Data excerpts:
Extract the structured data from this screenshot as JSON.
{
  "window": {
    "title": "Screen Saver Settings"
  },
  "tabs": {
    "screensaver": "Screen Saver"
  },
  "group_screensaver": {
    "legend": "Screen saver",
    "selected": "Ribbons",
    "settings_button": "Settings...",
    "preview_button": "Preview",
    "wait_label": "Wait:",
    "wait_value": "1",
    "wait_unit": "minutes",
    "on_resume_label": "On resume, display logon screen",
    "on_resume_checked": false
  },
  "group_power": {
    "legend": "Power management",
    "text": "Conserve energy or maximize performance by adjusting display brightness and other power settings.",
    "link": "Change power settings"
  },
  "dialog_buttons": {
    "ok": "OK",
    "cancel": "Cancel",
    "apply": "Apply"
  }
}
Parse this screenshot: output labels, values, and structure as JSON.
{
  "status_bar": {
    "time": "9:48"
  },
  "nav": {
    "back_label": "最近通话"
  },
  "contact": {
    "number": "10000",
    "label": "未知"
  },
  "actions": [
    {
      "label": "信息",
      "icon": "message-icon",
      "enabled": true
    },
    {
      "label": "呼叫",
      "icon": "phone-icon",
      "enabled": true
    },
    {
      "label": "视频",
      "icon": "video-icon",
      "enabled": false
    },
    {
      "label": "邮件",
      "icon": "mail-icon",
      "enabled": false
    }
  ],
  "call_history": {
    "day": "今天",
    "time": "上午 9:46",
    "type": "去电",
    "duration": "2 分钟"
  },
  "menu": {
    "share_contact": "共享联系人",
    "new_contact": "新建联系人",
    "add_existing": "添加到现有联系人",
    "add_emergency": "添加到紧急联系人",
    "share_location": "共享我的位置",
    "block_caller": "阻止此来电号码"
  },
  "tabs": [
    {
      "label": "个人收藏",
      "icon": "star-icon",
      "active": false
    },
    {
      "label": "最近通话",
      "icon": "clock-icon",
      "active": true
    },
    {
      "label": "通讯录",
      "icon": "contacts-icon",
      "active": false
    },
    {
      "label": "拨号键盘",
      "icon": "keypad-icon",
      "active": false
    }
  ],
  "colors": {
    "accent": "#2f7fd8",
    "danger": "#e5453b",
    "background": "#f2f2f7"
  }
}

_WHAT TO DO_
All of the entries need to be reproduced exactly; please write them out.

_TASK RESPONSE_
Extract the structured data from this screenshot as JSON.
{
  "window": {
    "title": "Screen Saver Settings"
  },
  "tabs": {
    "screensaver": "Screen Saver"
  },
  "group_screensaver": {
    "legend": "Screen saver",
    "selected": "Ribbons",
    "settings_button": "Settings...",
    "preview_button": "Preview",
    "wait_label": "Wait:",
    "wait_value": "1",
    "wait_unit": "minutes",
    "on_resume_label": "On resume, display logon screen",
    "on_resume_checked": false
  },
  "group_power": {
    "legend": "Power management",
    "text": "Conserve energy or maximize performance by adjusting display brightness and other power settings.",
    "link": "Change power settings"
  },
  "dialog_buttons": {
    "ok": "OK",
    "cancel": "Cancel",
    "apply": "Apply"
  }
}
Parse this screenshot: output labels, values, and structure as JSON.
{
  "status_bar": {
    "time": "9:48"
  },
  "nav": {
    "back_label": "最近通话"
  },
  "contact": {
    "number": "10000",
    "label": "未知"
  },
  "actions": [
    {
      "label": "信息",
      "icon": "message-icon",
      "enabled": true
    },
    {
      "label": "呼叫",
      "icon": "phone-icon",
      "enabled": true
    },
    {
      "label": "视频",
      "icon": "video-icon",
      "enabled": false
    },
    {
      "label": "邮件",
      "icon": "mail-icon",
      "enabled": false
    }
  ],
  "call_history": {
    "day": "今天",
    "time": "上午 9:46",
    "type": "去电",
    "duration": "2 分钟"
  },
  "menu": {
    "share_contact": "共享联系人",
    "new_contact": "新建联系人",
    "add_existing": "添加到现有联系人",
    "add_emergency": "添加到紧急联系人",
    "share_location": "共享我的位置",
    "block_caller": "阻止此来电号码"
  },
  "tabs": [
    {
      "label": "个人收藏",
      "icon": "star-icon",
      "active": false
    },
    {
      "label": "最近通话",
      "icon": "clock-icon",
      "active": true
    },
    {
      "label": "通讯录",
      "icon": "contacts-icon",
      "active": false
    },
    {
      "label": "拨号键盘",
      "icon": "keypad-icon",
      "active": false
    }
  ],
  "colors": {
    "accent": "#2f7fd8",
    "danger": "#e5453b",
    "background": "#f2f2f7"
  }
}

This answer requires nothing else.